▶ [Directive]: From the passage on Islamic Spain below, reproduce word for word everything from "Was there a" down to "of Islamic Spain.".

Was there a Golden Age?
A set of persistent questions propelled the writing of this book since before its inception. As a student I read widely through the history and culture of Islamic Spain and often found myself wondering why its story was told with the familiar arc of beginning, golden age, decline, and collapse. Arabs and Berbers had arrived in the Iberian Peninsula in 711, toppling the Visigothic kingdom that had established itself there more than two hundred years prior. Some years later, in 756, a surviving Umayyad prince, escaping the demise of his family in the east, made his way to the region and founded a dynasty, with its capital in Córdoba. The long reign of this dynasty, and especially its final century of political and cultural maturity, are often referred to as the Golden of Age of Islamic Spain.

▶ [Region boundary data]:

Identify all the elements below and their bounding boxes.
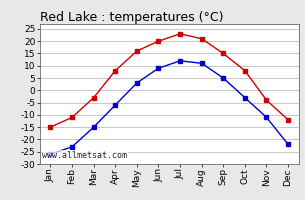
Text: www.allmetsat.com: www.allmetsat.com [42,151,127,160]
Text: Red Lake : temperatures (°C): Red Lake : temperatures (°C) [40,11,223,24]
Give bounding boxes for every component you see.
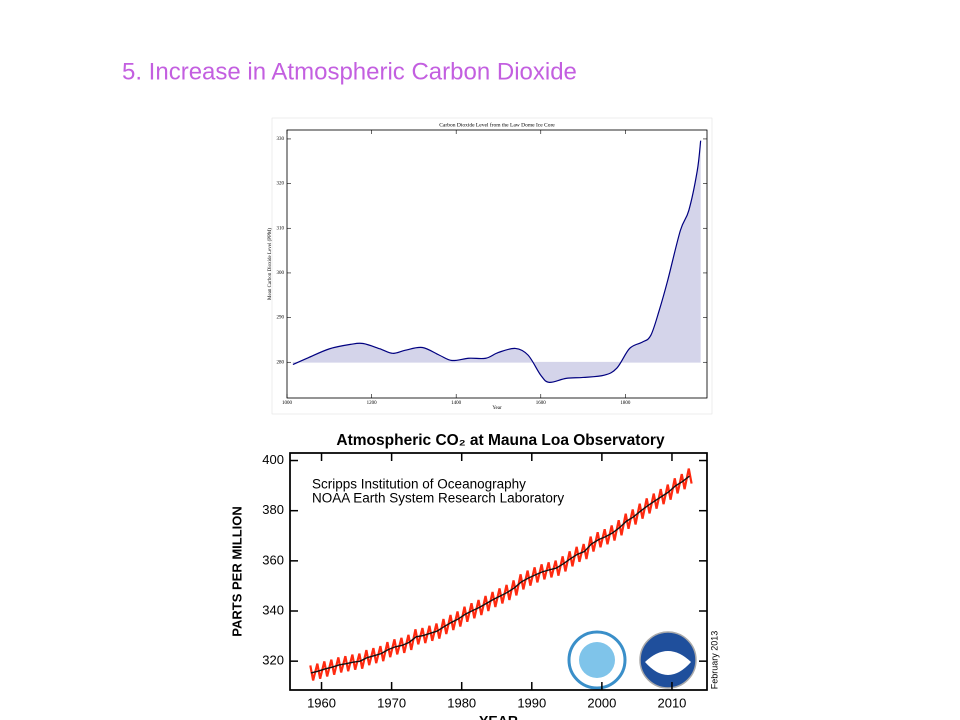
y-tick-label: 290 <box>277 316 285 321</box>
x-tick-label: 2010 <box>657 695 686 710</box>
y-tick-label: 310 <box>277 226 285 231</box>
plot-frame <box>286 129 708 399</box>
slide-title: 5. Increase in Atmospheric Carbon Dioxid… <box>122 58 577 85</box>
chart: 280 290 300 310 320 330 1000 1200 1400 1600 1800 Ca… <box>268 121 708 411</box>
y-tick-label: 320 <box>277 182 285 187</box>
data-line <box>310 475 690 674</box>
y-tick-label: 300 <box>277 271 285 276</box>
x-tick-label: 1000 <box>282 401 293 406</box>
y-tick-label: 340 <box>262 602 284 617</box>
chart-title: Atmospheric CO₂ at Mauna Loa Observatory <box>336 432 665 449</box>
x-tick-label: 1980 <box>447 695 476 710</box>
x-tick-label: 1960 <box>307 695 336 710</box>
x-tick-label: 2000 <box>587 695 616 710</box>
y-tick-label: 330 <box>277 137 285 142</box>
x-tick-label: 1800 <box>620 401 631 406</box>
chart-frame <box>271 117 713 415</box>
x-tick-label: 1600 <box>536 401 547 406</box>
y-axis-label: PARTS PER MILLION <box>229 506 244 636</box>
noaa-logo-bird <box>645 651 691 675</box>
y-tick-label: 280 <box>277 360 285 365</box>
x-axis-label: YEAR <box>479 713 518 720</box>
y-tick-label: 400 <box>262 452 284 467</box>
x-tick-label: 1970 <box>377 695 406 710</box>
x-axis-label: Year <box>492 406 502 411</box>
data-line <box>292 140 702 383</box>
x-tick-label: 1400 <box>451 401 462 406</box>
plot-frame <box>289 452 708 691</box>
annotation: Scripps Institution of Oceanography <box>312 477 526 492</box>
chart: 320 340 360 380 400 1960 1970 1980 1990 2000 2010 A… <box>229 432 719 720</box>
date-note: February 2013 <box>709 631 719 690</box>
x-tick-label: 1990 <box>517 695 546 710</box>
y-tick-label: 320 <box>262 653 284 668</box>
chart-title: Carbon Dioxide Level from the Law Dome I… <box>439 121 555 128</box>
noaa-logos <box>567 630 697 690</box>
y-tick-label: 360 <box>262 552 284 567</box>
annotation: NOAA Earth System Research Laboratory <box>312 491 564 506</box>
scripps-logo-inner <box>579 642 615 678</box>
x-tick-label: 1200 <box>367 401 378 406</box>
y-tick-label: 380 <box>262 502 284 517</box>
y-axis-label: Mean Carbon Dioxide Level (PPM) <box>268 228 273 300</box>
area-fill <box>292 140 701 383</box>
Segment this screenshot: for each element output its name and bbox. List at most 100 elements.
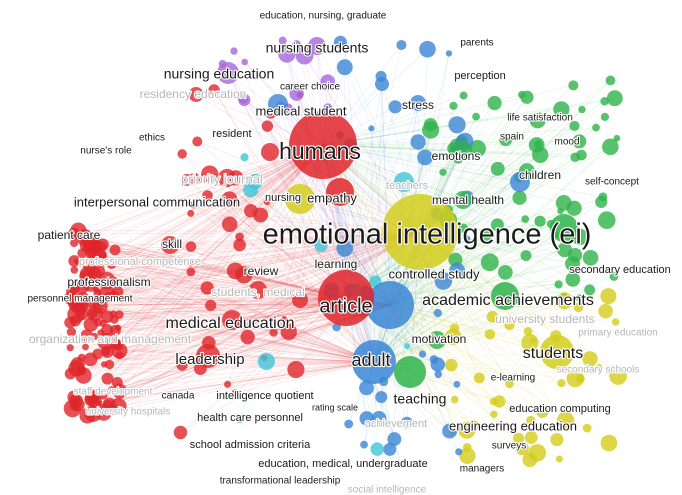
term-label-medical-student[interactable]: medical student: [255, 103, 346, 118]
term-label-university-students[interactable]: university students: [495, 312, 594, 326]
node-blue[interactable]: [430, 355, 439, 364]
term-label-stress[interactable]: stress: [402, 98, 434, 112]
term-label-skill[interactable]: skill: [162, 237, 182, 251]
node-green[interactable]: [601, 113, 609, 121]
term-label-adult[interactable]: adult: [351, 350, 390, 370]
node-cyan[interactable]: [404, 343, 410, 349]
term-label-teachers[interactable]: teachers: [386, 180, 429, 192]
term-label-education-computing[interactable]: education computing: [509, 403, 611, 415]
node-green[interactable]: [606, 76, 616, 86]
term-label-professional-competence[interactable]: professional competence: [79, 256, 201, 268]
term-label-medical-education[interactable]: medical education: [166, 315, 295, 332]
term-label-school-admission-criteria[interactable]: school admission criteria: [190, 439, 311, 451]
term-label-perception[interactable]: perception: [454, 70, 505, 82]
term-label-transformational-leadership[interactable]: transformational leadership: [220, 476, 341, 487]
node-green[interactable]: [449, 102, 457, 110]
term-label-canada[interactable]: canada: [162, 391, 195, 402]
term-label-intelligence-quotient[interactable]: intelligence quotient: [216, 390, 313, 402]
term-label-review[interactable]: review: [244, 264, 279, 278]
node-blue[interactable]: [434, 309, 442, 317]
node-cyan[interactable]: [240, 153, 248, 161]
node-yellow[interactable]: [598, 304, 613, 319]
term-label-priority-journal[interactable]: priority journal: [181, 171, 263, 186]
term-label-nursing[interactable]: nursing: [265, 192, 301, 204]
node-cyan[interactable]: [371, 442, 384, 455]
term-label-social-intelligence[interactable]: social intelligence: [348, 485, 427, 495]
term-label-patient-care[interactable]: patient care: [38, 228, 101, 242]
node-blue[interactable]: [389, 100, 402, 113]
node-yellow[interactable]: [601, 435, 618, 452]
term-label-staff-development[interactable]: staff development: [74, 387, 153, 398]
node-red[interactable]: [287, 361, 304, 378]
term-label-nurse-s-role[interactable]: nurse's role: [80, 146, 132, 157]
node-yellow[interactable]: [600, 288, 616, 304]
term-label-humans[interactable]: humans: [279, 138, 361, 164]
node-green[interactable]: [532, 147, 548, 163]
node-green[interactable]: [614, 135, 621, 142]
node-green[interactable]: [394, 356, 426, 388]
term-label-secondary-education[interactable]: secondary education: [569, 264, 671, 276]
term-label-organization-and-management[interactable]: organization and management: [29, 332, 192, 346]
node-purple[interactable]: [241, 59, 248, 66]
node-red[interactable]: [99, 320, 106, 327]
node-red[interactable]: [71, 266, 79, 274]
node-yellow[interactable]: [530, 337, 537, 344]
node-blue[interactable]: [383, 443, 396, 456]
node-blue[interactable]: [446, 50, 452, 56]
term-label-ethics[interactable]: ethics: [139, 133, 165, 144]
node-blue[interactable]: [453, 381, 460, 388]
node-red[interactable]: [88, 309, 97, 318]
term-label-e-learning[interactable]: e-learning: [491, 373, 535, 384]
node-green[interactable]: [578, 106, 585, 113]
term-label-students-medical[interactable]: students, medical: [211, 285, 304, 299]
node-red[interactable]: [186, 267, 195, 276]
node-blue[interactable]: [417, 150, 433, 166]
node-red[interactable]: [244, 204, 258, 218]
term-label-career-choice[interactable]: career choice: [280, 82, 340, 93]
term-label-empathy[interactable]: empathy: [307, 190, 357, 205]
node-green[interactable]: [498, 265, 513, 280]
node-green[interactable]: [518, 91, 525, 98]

▶ [Solved problem]:
Was there a Golden Age?
A set of persistent questions propelled the writing of this book since before its inception. As a student I read widely through the history and culture of Islamic Spain and often found myself wondering why its story was told with the familiar arc of beginning, golden age, decline, and collapse. Arabs and Berbers had arrived in the Iberian Peninsula in 711, toppling the Visigothic kingdom that had established itself there more than two hundred years prior. Some years later, in 756, a surviving Umayyad prince, escaping the demise of his family in the east, made his way to the region and founded a dynasty, with its capital in Córdoba. The long reign of this dynasty, and especially its final century of political and cultural maturity, are often referred to as the Golden of Age of Islamic Spain.